Text –
►
This guide includes information on installing a new String Nut.
The information can also be used to check the String Nut you have on now,
and correct any problems you may currently have with it.
The first thing you need to do is select the appropriate Nut for your guitar.
This means selecting the shape, width and thickness that is closest to that of your guitar’s
Nut blanks are available in a variety of materials, shapes, and sizes.
To get the correct size and shape for your guitar, consult the manufacturer of your guitar.
You'll see the measurements, and often 'made for round' or 'made for flat' Nut Slot.
Some Nuts also come pre-slotted. This means the string spacing is already done for you
but some final filing will more than likely be necessary.
I recommend buying at least 2 new Nuts.If you mess one up, you'll have the other to fall back on.
Nut files made specifically for guitar can be expensive, but make the job easier.
Just make sure the file you're using has a ROUND bottom.
This is very important, especially for wound strings.
If you have to replace the Nut, it’s either damaged or the slots are badly worn & giving you
the dreaded “Fret-Buzz”.
In my case; the corner of the Nut was broken off where it holds the G string in place.
If I played an “open” G, the string just bounced out of the damaged Nut.
However I still had just over half of the slot left for the G, so this string sat at the correct height.
As I didn’t have any previous Fret-Buzz problems, I measured all my dimensions before
I discarded the damaged Nut.
Using a standard 6 inch ruler, I measured the distances between each string,
then using Feeler Gauges I measured the gap between each string & the first fret to determine how
deep to file the slots in the new Nut.
◄
Short problem 1 – Rewrite everything in the records from the line containing "Text: Servo: Servo — [301, 388, 333, 398]" down to the line containing "Text: P10: P10 — [91, 216, 109, 226]", changing "Circle shape" to "Round marker" and leaving everything else as it is.

Information supplied –
►
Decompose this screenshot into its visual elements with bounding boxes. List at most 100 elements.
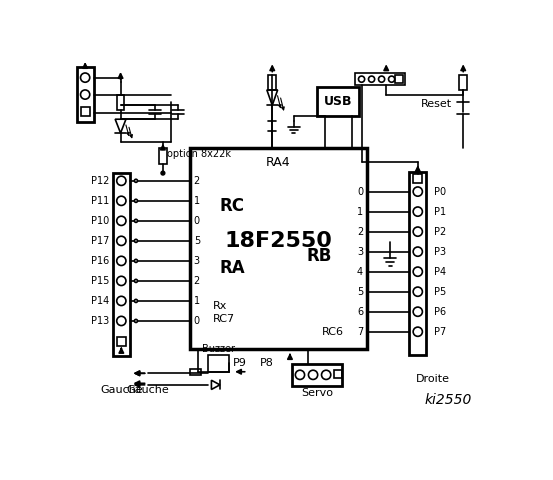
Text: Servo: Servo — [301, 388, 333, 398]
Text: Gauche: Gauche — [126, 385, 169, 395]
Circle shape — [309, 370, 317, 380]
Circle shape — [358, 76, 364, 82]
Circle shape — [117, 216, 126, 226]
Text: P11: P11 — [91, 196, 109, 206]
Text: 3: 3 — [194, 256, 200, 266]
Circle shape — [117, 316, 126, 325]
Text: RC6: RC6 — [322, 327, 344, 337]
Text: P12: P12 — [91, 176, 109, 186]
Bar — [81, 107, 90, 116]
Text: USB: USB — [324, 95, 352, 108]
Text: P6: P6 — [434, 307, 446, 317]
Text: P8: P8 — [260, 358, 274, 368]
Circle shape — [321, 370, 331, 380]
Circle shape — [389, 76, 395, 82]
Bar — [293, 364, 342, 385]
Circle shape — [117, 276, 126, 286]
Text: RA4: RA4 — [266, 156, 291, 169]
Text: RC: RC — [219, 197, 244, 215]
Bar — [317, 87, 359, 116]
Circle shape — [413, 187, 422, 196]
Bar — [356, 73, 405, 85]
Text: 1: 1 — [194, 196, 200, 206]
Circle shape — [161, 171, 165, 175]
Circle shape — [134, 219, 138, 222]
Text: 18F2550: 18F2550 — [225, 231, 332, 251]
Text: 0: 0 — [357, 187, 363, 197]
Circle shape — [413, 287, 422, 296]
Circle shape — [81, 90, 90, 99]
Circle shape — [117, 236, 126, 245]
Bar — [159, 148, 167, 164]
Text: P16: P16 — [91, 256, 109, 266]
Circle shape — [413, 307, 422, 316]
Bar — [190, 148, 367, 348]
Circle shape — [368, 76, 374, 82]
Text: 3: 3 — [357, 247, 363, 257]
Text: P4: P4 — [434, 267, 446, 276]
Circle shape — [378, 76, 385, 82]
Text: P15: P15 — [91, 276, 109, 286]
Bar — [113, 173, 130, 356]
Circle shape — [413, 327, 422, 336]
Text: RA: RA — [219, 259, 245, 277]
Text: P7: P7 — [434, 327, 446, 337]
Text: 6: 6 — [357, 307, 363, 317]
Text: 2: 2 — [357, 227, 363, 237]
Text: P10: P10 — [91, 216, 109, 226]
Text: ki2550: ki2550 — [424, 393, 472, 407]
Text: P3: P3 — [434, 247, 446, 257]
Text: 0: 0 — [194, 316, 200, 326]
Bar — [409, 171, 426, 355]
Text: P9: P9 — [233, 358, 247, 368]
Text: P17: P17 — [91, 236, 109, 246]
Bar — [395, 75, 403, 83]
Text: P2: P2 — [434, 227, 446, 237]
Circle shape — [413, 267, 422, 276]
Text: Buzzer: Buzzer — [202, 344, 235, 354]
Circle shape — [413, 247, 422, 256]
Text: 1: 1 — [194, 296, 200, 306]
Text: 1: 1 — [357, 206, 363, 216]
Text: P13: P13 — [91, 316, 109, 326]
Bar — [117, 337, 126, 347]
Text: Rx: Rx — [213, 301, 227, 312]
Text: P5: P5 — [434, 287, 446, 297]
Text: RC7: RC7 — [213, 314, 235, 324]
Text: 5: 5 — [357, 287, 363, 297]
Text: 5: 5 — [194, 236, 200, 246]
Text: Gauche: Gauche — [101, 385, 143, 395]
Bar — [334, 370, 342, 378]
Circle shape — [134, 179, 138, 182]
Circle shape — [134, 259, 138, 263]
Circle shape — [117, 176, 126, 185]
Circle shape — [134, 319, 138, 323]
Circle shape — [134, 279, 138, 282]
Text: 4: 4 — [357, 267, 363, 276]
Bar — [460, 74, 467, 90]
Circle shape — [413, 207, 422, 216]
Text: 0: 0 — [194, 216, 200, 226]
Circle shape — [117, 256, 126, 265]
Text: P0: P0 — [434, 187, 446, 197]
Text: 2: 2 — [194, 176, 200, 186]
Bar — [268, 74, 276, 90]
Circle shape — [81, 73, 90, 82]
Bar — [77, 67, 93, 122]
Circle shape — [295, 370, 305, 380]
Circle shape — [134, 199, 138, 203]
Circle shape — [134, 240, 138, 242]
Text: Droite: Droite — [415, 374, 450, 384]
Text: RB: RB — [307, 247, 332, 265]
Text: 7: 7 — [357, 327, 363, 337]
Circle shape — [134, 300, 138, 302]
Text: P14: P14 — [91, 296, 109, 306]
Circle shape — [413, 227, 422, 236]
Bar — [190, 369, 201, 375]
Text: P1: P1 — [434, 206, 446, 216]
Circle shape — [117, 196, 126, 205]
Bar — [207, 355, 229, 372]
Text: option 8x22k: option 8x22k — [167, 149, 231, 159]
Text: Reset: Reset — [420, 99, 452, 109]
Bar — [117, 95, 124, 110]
◄
►
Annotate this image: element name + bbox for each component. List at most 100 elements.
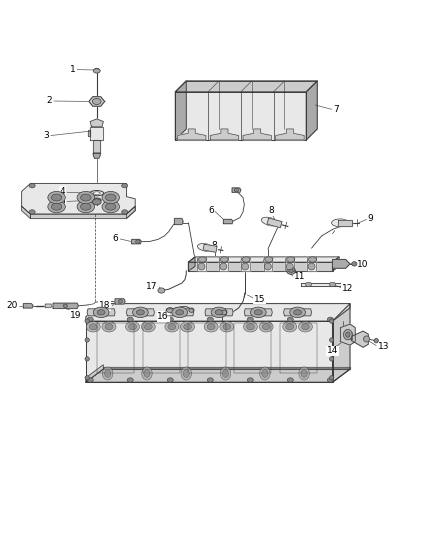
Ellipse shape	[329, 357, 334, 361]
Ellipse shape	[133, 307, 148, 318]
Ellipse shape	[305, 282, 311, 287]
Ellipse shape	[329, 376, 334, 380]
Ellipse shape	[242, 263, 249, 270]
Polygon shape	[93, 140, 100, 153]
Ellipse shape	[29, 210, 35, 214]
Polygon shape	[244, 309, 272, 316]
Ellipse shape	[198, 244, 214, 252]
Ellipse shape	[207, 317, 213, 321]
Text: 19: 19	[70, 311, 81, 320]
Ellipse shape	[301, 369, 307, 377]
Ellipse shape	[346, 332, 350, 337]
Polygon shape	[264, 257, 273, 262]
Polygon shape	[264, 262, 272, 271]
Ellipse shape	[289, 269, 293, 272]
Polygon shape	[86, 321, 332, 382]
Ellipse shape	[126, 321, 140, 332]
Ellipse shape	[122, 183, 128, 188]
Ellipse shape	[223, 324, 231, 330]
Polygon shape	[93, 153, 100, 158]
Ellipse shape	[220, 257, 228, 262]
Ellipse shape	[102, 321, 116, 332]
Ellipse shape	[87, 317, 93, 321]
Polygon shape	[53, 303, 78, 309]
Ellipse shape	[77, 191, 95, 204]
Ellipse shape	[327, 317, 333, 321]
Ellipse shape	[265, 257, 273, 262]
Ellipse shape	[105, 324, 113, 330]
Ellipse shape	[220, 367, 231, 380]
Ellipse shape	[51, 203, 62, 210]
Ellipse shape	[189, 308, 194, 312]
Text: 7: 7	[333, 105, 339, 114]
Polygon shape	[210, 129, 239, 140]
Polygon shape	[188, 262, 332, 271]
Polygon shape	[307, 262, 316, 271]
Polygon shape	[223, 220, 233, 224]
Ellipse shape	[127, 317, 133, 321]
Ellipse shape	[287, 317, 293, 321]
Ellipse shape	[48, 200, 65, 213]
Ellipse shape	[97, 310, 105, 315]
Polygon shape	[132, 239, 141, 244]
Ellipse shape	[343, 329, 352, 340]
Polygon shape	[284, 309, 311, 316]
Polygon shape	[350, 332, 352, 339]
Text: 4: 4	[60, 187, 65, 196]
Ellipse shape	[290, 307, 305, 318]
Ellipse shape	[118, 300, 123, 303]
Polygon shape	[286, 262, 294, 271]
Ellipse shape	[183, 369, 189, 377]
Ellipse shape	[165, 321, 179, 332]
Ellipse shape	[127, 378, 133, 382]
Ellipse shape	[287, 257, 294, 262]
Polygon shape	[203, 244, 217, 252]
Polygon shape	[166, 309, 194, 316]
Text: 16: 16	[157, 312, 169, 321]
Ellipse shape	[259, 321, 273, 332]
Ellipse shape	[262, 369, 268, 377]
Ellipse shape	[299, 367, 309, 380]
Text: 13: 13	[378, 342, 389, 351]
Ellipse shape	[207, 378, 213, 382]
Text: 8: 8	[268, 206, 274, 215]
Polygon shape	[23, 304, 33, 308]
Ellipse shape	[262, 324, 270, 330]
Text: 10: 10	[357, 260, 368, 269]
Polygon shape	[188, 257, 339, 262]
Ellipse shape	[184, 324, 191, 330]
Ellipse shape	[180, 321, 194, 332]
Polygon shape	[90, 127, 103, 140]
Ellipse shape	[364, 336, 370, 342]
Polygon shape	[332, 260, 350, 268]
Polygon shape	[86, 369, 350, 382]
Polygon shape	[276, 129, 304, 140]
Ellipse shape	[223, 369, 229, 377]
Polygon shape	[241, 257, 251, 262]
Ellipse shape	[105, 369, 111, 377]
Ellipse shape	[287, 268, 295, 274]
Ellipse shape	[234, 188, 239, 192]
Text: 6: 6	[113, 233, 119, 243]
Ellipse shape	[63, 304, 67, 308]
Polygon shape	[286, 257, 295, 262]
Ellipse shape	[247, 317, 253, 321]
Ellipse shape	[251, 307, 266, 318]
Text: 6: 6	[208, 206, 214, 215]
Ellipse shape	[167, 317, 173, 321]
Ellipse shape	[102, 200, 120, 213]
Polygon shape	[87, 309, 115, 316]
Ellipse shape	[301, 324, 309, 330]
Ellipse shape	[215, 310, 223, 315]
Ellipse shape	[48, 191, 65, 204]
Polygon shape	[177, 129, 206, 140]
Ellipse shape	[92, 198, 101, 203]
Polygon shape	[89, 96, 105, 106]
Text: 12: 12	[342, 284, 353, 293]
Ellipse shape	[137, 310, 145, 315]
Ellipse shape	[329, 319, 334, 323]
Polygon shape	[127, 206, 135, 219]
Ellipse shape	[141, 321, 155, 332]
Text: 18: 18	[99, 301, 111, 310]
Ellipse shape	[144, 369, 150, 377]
◄
Short problem 2 – Continue the guide on installing a guitar string nut, starting after its final sentence.

Written response 1 –
Text: Servo: Servo — [301, 388, 333, 398]
Text: Gauche: Gauche — [126, 385, 169, 395]
Round marker — [309, 370, 317, 380]
Round marker — [358, 76, 364, 82]
Round marker — [117, 216, 126, 226]
Text: P11: P11 — [91, 196, 109, 206]
Text: 3: 3 — [194, 256, 200, 266]
Round marker — [117, 316, 126, 325]
Text: RC6: RC6 — [322, 327, 344, 337]
Text: P12: P12 — [91, 176, 109, 186]
Bar — [81, 107, 90, 116]
Text: USB: USB — [324, 95, 352, 108]
Text: P6: P6 — [434, 307, 446, 317]
Text: P8: P8 — [260, 358, 274, 368]
Round marker — [321, 370, 331, 380]
Round marker — [389, 76, 395, 82]
Bar — [293, 364, 342, 385]
Round marker — [117, 276, 126, 286]
Text: RA4: RA4 — [266, 156, 291, 169]
Text: RC: RC — [219, 197, 244, 215]
Bar — [317, 87, 359, 116]
Round marker — [413, 187, 422, 196]
Bar — [356, 73, 405, 85]
Text: 1: 1 — [194, 196, 200, 206]
Round marker — [161, 171, 165, 175]
Round marker — [134, 219, 138, 222]
Text: 18F2550: 18F2550 — [225, 231, 332, 251]
Text: 0: 0 — [357, 187, 363, 197]
Round marker — [413, 287, 422, 296]
Round marker — [81, 90, 90, 99]
Round marker — [117, 236, 126, 245]
Bar — [159, 148, 167, 164]
Text: P16: P16 — [91, 256, 109, 266]
Round marker — [413, 307, 422, 316]
Bar — [190, 148, 367, 348]
Round marker — [368, 76, 374, 82]
Text: 3: 3 — [357, 247, 363, 257]
Text: P4: P4 — [434, 267, 446, 276]
Round marker — [378, 76, 385, 82]
Text: P15: P15 — [91, 276, 109, 286]
Bar — [113, 173, 130, 356]
Round marker — [413, 327, 422, 336]
Text: RA: RA — [219, 259, 245, 277]
Text: P7: P7 — [434, 327, 446, 337]
Text: 6: 6 — [357, 307, 363, 317]
Text: 2: 2 — [357, 227, 363, 237]
Text: P10: P10 — [91, 216, 109, 226]

Written response 2 –
Before doing any of the work it would be a wise idea to first wrap the area around the nut
& the fretboard with MASKING tape to protect the guitar from scratches, dents, etc.
Keep the tape in place until you're completely finished with every part of this.
Use masking tape because it doesn't leave behind a sticky residue like other kinds of tape.
1) See if you can make the Nut budge and come out using just the force of your fingers.
2) Carefully place a screwdriver at one side of the Nut and tap the end of the screwdriver with a mallet or hammer.
Be careful that you don't let the screwdriver slip and scratch your guitar.
The main thing is that you don't damage the Nut Slot itself. If you scratch or damage the old Nut
it's not a big deal because you're discarding it anyway.
After the old Nut has been removed be sure to clean the Nut Slot.
If necessary, lightly use some sandpaper to make sure the slot is smooth and doesn't have any left over glue in it.
Try and place the new Nut into the Nut Slot on your guitar.
You want it to fit snugly into the Slot. If it won’t go into the Slot you will need to do some initial sanding.
Take a piece of sandpaper ( 240 grit) and tape it down to something (table, desk, etc).
Once you've done this, lay the Nut on the sandpaper and rub it back and forth to sand it.
Check again to see if the Nut fits. If it does no fit, repeat sanding until it does.
Make sure you don't sand too much off.
Take your time. Check and re-check until you get it just right.
If the Nut also looks too wide for the Slot it's okay to go ahead and sand down the sides.
Just use the same sanding procedure mentioned above.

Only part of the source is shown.